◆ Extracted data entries

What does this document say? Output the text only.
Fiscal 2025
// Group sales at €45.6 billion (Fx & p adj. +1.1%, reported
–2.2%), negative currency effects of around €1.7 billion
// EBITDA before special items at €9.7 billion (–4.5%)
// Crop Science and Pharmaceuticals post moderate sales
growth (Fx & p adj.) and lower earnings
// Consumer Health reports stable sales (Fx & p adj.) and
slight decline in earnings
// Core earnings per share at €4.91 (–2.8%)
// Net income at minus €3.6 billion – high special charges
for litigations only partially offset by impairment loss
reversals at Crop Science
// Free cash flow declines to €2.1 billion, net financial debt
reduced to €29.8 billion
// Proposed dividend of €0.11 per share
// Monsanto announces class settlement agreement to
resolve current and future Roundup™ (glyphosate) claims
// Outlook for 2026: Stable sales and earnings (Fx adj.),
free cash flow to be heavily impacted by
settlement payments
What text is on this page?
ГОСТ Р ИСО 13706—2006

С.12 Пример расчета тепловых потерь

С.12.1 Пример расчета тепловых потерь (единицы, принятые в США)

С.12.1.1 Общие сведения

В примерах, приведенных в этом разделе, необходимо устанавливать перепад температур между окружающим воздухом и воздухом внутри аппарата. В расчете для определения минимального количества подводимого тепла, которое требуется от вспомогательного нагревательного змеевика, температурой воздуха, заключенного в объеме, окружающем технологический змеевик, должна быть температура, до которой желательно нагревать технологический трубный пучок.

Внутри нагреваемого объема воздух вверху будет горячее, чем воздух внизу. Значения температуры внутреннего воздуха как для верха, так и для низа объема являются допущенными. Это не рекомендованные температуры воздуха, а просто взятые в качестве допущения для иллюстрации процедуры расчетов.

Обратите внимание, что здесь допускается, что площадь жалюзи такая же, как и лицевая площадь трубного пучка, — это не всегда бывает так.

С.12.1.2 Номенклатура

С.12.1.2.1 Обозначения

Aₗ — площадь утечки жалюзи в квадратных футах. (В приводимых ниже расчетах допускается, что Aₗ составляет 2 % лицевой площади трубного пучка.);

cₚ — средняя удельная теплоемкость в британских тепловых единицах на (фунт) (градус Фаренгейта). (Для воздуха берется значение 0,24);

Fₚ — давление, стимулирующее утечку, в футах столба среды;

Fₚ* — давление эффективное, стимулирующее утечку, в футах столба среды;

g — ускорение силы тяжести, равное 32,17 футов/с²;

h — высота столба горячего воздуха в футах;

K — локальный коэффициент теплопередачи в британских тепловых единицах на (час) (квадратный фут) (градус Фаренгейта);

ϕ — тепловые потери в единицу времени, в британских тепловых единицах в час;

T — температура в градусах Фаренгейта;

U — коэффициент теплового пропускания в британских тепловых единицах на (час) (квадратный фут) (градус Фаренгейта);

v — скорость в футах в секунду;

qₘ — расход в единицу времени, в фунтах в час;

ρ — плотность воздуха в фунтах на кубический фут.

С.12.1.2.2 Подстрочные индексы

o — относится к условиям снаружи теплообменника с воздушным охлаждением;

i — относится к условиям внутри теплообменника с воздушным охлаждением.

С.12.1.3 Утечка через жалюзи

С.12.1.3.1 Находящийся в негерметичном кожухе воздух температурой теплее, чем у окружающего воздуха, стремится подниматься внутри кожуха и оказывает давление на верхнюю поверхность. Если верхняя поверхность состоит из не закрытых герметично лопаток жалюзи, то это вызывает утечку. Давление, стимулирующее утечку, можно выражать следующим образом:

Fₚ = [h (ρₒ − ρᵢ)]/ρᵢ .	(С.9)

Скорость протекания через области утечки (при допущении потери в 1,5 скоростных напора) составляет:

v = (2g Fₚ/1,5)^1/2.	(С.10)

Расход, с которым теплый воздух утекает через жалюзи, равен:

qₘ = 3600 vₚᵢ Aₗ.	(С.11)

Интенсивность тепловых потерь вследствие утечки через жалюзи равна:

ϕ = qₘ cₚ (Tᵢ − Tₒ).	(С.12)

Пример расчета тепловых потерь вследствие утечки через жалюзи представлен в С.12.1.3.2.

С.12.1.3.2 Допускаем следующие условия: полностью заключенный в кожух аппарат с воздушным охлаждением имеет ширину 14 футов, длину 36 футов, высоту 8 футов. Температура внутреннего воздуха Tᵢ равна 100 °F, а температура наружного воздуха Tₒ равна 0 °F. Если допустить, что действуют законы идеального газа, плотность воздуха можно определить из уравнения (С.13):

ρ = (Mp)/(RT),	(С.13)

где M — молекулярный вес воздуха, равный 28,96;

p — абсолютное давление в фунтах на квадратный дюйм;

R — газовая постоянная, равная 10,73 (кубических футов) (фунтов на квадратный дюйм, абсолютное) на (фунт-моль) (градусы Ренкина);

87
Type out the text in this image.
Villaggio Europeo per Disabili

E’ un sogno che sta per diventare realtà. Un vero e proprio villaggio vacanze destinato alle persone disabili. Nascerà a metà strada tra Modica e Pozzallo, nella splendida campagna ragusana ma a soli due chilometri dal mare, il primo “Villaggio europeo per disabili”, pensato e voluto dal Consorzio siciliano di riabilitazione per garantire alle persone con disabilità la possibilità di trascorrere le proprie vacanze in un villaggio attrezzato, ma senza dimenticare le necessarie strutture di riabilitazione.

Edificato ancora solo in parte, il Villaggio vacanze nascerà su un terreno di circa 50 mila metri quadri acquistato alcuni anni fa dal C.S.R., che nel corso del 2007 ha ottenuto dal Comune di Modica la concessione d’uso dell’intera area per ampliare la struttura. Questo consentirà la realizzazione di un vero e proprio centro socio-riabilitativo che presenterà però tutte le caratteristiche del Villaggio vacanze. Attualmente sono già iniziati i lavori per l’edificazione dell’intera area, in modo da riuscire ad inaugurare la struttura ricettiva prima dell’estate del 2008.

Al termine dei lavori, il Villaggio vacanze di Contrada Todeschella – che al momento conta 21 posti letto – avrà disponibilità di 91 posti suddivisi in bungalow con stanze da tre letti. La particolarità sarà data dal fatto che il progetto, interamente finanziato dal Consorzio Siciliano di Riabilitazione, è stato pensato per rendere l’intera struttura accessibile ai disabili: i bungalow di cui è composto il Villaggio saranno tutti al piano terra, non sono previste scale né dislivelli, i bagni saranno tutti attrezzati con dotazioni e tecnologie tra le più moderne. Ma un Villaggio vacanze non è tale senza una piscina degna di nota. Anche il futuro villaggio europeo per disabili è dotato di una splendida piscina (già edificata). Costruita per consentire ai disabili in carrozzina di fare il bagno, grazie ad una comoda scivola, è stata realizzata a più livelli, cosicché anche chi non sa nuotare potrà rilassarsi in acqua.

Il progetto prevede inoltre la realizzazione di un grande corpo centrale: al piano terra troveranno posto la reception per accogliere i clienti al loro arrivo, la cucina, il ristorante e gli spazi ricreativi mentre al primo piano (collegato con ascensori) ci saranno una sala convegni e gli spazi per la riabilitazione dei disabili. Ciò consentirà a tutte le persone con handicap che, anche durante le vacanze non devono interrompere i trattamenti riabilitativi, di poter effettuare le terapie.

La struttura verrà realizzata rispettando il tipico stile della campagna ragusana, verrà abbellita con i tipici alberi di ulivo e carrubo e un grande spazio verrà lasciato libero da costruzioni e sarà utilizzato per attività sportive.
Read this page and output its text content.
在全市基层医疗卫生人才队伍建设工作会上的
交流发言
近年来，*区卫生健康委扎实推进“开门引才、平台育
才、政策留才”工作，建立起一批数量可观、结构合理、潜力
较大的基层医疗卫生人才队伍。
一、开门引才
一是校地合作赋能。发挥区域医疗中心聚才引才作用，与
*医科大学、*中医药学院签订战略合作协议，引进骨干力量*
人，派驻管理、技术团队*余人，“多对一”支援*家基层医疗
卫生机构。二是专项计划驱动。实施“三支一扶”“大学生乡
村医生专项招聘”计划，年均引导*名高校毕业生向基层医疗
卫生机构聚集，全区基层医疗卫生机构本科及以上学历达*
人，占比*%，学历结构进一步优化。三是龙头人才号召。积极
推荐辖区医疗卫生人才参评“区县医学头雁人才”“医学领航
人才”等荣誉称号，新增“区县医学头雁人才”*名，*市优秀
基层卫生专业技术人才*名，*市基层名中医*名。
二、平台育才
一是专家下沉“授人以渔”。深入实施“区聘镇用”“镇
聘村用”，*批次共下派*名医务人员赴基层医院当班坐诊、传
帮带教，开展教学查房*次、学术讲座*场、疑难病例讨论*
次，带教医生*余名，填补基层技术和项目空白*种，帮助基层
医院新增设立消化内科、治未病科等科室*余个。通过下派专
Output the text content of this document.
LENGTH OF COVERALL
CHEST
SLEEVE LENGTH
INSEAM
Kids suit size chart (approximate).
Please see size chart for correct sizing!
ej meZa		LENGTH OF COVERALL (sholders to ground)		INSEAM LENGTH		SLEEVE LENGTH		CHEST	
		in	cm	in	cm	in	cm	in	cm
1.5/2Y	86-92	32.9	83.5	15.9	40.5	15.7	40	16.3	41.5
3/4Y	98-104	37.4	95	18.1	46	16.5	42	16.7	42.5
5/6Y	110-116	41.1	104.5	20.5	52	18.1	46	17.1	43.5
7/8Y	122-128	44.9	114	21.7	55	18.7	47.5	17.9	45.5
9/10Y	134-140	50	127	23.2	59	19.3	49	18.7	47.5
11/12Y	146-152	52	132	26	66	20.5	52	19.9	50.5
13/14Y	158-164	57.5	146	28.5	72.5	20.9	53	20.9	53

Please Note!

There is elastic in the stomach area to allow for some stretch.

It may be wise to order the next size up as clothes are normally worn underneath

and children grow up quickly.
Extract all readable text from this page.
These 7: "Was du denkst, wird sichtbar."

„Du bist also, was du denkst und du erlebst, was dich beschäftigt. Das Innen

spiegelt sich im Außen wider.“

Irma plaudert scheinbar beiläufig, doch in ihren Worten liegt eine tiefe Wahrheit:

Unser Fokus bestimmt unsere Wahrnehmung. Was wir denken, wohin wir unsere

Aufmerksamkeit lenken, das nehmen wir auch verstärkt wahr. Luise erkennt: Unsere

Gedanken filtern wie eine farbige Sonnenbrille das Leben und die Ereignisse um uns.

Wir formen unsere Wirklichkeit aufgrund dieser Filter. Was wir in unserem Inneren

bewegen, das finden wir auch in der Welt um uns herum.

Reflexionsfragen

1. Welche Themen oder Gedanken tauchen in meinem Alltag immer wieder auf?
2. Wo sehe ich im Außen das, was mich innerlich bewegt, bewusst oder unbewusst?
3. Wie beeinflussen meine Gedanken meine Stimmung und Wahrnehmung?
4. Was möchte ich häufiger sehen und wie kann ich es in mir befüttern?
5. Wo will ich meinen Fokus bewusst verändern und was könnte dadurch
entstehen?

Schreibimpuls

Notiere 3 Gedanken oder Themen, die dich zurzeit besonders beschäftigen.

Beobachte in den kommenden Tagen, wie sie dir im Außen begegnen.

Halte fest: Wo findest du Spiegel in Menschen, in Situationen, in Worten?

◆ Your task
Read through the entries and copy each line in which "через" appears.

◆ The completed task
С.12.1.3 Утечка через жалюзи
Скорость протекания через области утечки (при допущении потери в 1,5 скоростных напора) составляет:
Расход, с которым теплый воздух утекает через жалюзи, равен:
Интенсивность тепловых потерь вследствие утечки через жалюзи равна:
Пример расчета тепловых потерь вследствие утечки через жалюзи представлен в С.12.1.3.2.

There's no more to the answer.